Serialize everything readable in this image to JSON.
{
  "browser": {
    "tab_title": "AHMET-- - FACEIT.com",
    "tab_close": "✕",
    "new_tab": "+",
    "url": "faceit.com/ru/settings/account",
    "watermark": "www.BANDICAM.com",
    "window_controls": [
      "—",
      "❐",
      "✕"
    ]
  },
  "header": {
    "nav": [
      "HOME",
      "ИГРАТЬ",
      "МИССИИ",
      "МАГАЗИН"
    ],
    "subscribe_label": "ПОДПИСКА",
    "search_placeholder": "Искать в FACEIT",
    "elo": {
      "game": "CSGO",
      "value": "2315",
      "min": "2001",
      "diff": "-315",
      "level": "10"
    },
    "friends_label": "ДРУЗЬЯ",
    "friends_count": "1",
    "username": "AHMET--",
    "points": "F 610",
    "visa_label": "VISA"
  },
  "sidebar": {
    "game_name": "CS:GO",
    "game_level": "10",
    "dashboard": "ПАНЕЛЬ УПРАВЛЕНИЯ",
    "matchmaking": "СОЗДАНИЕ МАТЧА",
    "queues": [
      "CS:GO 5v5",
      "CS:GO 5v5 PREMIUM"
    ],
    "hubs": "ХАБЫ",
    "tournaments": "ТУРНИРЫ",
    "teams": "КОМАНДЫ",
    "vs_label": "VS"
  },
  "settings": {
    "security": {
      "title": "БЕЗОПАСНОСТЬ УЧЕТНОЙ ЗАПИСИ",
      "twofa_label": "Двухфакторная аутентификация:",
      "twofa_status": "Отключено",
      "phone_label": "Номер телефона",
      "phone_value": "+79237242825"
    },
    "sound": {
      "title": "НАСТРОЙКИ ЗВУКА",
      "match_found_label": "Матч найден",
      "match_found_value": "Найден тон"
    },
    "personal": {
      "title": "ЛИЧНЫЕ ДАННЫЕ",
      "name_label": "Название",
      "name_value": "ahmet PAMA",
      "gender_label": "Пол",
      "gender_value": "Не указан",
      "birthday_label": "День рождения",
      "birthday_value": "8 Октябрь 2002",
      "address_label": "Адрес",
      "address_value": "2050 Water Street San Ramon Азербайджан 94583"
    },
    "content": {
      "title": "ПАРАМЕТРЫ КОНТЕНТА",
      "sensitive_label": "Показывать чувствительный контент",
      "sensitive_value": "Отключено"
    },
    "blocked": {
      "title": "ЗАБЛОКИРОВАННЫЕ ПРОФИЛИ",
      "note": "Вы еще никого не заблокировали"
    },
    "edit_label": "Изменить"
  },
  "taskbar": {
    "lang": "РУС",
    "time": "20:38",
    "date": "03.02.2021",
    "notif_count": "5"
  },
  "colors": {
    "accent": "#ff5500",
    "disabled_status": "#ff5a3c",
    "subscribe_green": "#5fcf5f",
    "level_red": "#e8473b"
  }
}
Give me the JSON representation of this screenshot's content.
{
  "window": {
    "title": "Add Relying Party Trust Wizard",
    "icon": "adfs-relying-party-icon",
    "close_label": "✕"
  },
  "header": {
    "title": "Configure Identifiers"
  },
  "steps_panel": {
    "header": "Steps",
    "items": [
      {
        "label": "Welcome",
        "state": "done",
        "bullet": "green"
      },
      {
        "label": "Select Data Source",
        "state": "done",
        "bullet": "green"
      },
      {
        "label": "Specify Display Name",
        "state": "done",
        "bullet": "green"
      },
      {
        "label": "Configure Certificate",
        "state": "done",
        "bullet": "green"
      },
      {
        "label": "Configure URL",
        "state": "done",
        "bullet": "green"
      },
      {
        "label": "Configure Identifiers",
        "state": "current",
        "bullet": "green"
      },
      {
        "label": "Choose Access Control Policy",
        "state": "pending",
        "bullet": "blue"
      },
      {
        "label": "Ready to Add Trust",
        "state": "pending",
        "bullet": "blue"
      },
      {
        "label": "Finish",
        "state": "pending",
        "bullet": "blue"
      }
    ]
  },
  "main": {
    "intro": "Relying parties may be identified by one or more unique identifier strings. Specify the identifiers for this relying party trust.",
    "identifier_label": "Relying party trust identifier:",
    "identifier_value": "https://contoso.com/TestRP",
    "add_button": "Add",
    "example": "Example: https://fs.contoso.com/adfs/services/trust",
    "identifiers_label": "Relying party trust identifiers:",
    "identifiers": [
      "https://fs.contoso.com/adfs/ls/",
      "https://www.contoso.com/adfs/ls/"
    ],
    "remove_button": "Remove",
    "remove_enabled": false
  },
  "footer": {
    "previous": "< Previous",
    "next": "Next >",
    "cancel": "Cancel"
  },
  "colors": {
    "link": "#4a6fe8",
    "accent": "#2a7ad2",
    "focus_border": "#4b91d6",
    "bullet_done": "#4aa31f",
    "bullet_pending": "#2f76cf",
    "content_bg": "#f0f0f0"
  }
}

| Problem |
Write out the material from the first line to the last, exactly.

| Written response |
Serialize everything readable in this image to JSON.
{
  "browser": {
    "tab_title": "AHMET-- - FACEIT.com",
    "tab_close": "✕",
    "new_tab": "+",
    "url": "faceit.com/ru/settings/account",
    "watermark": "www.BANDICAM.com",
    "window_controls": [
      "—",
      "❐",
      "✕"
    ]
  },
  "header": {
    "nav": [
      "HOME",
      "ИГРАТЬ",
      "МИССИИ",
      "МАГАЗИН"
    ],
    "subscribe_label": "ПОДПИСКА",
    "search_placeholder": "Искать в FACEIT",
    "elo": {
      "game": "CSGO",
      "value": "2315",
      "min": "2001",
      "diff": "-315",
      "level": "10"
    },
    "friends_label": "ДРУЗЬЯ",
    "friends_count": "1",
    "username": "AHMET--",
    "points": "F 610",
    "visa_label": "VISA"
  },
  "sidebar": {
    "game_name": "CS:GO",
    "game_level": "10",
    "dashboard": "ПАНЕЛЬ УПРАВЛЕНИЯ",
    "matchmaking": "СОЗДАНИЕ МАТЧА",
    "queues": [
      "CS:GO 5v5",
      "CS:GO 5v5 PREMIUM"
    ],
    "hubs": "ХАБЫ",
    "tournaments": "ТУРНИРЫ",
    "teams": "КОМАНДЫ",
    "vs_label": "VS"
  },
  "settings": {
    "security": {
      "title": "БЕЗОПАСНОСТЬ УЧЕТНОЙ ЗАПИСИ",
      "twofa_label": "Двухфакторная аутентификация:",
      "twofa_status": "Отключено",
      "phone_label": "Номер телефона",
      "phone_value": "+79237242825"
    },
    "sound": {
      "title": "НАСТРОЙКИ ЗВУКА",
      "match_found_label": "Матч найден",
      "match_found_value": "Найден тон"
    },
    "personal": {
      "title": "ЛИЧНЫЕ ДАННЫЕ",
      "name_label": "Название",
      "name_value": "ahmet PAMA",
      "gender_label": "Пол",
      "gender_value": "Не указан",
      "birthday_label": "День рождения",
      "birthday_value": "8 Октябрь 2002",
      "address_label": "Адрес",
      "address_value": "2050 Water Street San Ramon Азербайджан 94583"
    },
    "content": {
      "title": "ПАРАМЕТРЫ КОНТЕНТА",
      "sensitive_label": "Показывать чувствительный контент",
      "sensitive_value": "Отключено"
    },
    "blocked": {
      "title": "ЗАБЛОКИРОВАННЫЕ ПРОФИЛИ",
      "note": "Вы еще никого не заблокировали"
    },
    "edit_label": "Изменить"
  },
  "taskbar": {
    "lang": "РУС",
    "time": "20:38",
    "date": "03.02.2021",
    "notif_count": "5"
  },
  "colors": {
    "accent": "#ff5500",
    "disabled_status": "#ff5a3c",
    "subscribe_green": "#5fcf5f",
    "level_red": "#e8473b"
  }
}
Give me the JSON representation of this screenshot's content.
{
  "window": {
    "title": "Add Relying Party Trust Wizard",
    "icon": "adfs-relying-party-icon",
    "close_label": "✕"
  },
  "header": {
    "title": "Configure Identifiers"
  },
  "steps_panel": {
    "header": "Steps",
    "items": [
      {
        "label": "Welcome",
        "state": "done",
        "bullet": "green"
      },
      {
        "label": "Select Data Source",
        "state": "done",
        "bullet": "green"
      },
      {
        "label": "Specify Display Name",
        "state": "done",
        "bullet": "green"
      },
      {
        "label": "Configure Certificate",
        "state": "done",
        "bullet": "green"
      },
      {
        "label": "Configure URL",
        "state": "done",
        "bullet": "green"
      },
      {
        "label": "Configure Identifiers",
        "state": "current",
        "bullet": "green"
      },
      {
        "label": "Choose Access Control Policy",
        "state": "pending",
        "bullet": "blue"
      },
      {
        "label": "Ready to Add Trust",
        "state": "pending",
        "bullet": "blue"
      },
      {
        "label": "Finish",
        "state": "pending",
        "bullet": "blue"
      }
    ]
  },
  "main": {
    "intro": "Relying parties may be identified by one or more unique identifier strings. Specify the identifiers for this relying party trust.",
    "identifier_label": "Relying party trust identifier:",
    "identifier_value": "https://contoso.com/TestRP",
    "add_button": "Add",
    "example": "Example: https://fs.contoso.com/adfs/services/trust",
    "identifiers_label": "Relying party trust identifiers:",
    "identifiers": [
      "https://fs.contoso.com/adfs/ls/",
      "https://www.contoso.com/adfs/ls/"
    ],
    "remove_button": "Remove",
    "remove_enabled": false
  },
  "footer": {
    "previous": "< Previous",
    "next": "Next >",
    "cancel": "Cancel"
  },
  "colors": {
    "link": "#4a6fe8",
    "accent": "#2a7ad2",
    "focus_border": "#4b91d6",
    "bullet_done": "#4aa31f",
    "bullet_pending": "#2f76cf",
    "content_bg": "#f0f0f0"
  }
}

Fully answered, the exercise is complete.